# Data for processing
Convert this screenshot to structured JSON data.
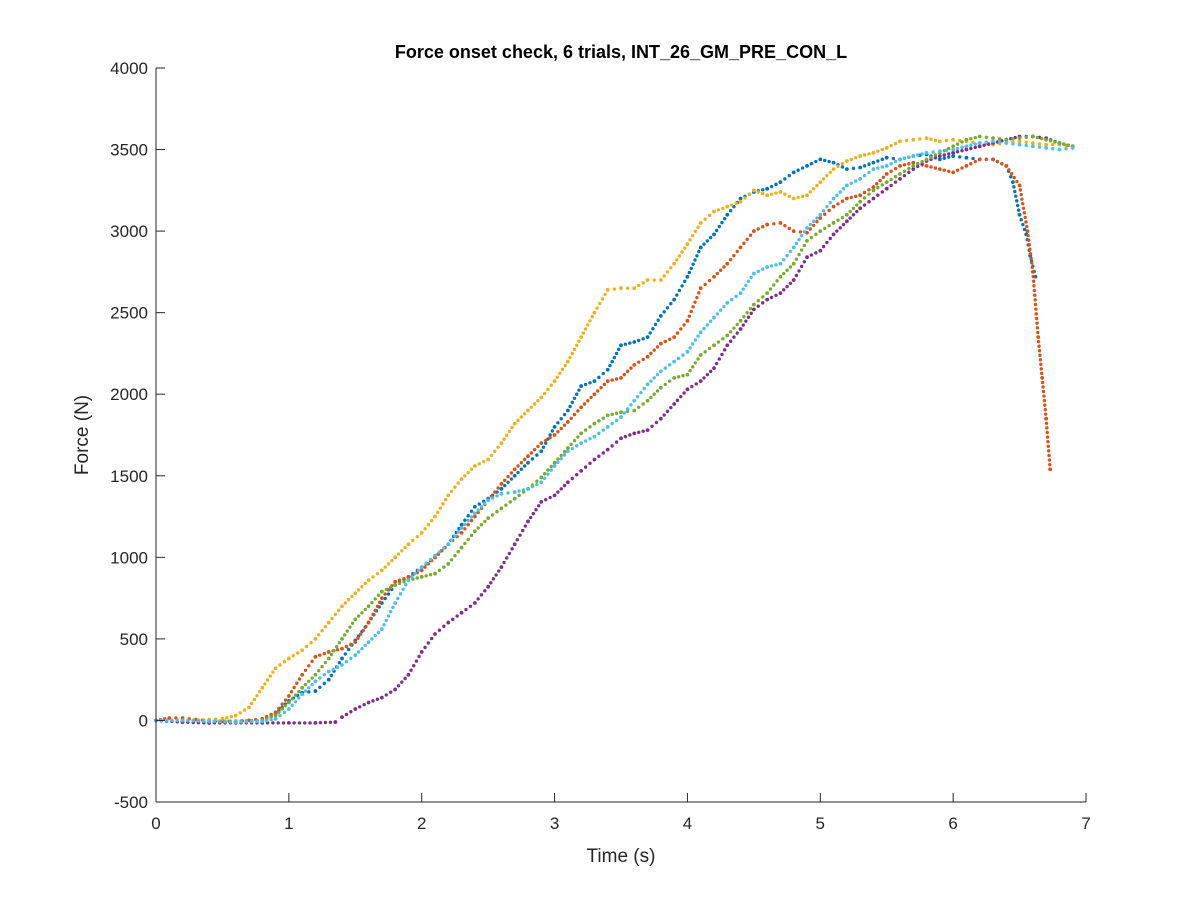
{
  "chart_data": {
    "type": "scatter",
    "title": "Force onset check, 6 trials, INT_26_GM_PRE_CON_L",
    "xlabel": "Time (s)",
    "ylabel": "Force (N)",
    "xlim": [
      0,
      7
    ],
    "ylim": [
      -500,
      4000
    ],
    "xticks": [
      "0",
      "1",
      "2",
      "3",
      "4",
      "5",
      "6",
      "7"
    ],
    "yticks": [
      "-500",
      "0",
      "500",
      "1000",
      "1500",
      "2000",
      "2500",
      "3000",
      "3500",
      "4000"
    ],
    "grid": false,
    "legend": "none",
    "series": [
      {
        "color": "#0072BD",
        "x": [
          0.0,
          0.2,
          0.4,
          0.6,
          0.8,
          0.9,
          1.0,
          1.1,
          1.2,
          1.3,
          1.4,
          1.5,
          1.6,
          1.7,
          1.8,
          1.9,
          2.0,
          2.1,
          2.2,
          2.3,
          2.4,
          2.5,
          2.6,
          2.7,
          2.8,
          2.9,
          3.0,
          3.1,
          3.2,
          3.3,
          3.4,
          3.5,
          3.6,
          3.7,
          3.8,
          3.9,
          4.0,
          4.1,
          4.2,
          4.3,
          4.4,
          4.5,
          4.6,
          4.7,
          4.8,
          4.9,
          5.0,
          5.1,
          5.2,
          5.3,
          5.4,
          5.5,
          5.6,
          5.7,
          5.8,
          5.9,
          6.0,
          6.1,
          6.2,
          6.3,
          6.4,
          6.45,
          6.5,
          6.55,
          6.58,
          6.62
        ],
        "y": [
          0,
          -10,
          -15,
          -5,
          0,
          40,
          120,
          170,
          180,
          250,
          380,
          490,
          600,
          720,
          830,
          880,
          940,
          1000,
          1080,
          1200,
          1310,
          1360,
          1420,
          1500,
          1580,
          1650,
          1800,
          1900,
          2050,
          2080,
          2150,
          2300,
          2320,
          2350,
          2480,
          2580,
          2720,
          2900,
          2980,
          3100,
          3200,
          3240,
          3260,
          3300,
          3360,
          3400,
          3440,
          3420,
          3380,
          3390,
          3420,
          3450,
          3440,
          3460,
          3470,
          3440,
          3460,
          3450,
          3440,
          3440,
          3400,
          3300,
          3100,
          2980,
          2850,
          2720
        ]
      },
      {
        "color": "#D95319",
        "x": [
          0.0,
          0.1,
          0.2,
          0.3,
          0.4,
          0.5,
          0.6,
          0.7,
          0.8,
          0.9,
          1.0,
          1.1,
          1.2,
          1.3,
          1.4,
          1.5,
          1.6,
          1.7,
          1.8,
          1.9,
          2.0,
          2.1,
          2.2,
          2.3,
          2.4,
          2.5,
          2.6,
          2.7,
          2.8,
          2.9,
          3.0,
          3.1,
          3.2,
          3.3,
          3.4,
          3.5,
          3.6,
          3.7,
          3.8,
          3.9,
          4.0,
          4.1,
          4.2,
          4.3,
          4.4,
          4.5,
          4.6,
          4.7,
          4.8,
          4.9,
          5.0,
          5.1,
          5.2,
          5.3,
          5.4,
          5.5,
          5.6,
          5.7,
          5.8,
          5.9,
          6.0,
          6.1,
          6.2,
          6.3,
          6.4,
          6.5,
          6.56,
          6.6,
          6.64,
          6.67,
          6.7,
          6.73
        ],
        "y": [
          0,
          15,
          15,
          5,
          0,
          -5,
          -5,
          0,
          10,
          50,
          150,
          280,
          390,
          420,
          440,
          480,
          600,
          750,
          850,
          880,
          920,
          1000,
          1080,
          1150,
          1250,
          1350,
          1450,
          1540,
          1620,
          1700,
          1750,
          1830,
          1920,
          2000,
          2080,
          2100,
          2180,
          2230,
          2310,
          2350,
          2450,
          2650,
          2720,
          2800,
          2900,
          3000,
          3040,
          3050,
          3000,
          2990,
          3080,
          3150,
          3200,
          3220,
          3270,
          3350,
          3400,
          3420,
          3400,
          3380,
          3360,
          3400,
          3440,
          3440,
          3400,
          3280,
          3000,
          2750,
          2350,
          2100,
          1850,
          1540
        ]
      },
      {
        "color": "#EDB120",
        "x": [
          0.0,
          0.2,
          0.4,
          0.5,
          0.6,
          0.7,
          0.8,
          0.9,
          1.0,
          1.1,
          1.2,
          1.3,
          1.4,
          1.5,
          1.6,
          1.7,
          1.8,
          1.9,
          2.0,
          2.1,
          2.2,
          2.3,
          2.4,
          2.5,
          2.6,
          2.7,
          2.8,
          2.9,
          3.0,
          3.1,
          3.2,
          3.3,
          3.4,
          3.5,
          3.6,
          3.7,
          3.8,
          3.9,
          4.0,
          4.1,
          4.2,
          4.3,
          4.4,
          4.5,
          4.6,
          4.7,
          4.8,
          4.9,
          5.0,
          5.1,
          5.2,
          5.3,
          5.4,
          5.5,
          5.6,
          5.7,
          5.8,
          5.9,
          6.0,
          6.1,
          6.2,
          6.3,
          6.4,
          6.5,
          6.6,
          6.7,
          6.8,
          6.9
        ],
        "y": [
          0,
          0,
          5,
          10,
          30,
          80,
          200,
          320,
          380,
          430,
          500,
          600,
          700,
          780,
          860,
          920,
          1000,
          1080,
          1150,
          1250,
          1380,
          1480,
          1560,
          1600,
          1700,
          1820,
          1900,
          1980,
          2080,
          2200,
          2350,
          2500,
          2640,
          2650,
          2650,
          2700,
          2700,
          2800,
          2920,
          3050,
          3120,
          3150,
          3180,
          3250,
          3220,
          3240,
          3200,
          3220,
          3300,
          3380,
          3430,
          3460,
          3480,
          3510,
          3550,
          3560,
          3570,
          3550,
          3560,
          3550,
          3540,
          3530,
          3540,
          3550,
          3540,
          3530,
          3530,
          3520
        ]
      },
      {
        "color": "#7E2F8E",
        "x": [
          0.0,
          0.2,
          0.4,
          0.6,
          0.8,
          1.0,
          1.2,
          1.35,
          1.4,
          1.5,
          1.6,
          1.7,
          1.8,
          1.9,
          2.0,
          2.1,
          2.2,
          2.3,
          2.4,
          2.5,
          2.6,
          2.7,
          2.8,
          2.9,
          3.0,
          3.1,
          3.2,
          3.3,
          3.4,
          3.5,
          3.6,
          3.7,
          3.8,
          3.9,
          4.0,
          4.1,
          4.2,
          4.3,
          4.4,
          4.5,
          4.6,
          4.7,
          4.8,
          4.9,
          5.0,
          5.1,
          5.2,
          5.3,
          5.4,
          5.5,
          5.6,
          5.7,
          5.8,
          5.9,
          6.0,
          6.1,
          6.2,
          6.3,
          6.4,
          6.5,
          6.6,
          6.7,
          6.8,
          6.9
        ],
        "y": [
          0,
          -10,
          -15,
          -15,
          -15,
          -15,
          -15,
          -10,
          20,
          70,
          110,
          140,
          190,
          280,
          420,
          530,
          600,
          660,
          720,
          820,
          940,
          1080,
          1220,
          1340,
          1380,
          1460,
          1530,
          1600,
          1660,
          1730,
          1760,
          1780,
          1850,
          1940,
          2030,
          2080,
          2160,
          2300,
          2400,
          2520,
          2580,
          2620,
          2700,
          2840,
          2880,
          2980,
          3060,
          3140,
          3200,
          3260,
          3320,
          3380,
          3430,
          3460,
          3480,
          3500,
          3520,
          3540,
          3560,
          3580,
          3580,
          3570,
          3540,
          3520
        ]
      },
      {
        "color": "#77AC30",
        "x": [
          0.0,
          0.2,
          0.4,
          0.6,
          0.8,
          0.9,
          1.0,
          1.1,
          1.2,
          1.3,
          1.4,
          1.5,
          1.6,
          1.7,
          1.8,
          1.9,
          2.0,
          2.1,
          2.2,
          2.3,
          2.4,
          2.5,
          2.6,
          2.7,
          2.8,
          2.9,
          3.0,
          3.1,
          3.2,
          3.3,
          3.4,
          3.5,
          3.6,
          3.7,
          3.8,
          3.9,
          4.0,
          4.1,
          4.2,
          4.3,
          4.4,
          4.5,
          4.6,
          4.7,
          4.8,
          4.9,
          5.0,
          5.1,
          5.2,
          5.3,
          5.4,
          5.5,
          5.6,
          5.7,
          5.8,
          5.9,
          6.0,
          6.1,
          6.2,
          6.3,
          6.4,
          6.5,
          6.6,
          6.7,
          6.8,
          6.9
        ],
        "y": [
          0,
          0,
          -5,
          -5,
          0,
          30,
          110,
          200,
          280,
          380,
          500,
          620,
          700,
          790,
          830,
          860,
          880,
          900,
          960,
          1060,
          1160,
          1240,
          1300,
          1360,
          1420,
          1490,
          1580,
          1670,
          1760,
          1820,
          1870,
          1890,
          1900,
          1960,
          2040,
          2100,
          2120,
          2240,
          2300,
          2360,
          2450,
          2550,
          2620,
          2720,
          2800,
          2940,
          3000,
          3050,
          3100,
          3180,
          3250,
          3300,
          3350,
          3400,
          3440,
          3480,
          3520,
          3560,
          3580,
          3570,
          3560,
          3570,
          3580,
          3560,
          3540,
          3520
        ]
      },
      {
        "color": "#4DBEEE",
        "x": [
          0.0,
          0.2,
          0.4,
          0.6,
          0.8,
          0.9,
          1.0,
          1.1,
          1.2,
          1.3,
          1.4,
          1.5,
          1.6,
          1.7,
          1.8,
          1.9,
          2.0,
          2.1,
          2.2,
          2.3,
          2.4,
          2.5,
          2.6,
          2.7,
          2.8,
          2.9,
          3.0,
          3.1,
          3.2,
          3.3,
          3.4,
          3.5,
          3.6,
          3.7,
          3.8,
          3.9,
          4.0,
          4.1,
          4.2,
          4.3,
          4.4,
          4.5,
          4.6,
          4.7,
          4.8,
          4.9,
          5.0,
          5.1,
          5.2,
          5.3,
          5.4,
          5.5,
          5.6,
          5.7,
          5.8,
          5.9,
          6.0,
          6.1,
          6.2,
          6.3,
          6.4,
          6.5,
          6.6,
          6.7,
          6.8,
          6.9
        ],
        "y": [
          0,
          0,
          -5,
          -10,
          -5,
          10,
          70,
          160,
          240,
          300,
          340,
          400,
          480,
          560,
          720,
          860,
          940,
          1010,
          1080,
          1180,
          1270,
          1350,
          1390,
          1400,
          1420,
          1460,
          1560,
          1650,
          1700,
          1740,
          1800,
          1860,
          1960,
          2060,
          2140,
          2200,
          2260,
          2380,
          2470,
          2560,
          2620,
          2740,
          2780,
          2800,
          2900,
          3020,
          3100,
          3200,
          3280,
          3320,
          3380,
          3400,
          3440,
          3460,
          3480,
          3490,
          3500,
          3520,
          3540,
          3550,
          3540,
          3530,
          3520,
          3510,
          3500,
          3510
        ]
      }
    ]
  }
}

# The task
Reply with one number only: the count of lines in the entries that contain "Force".

# Result
2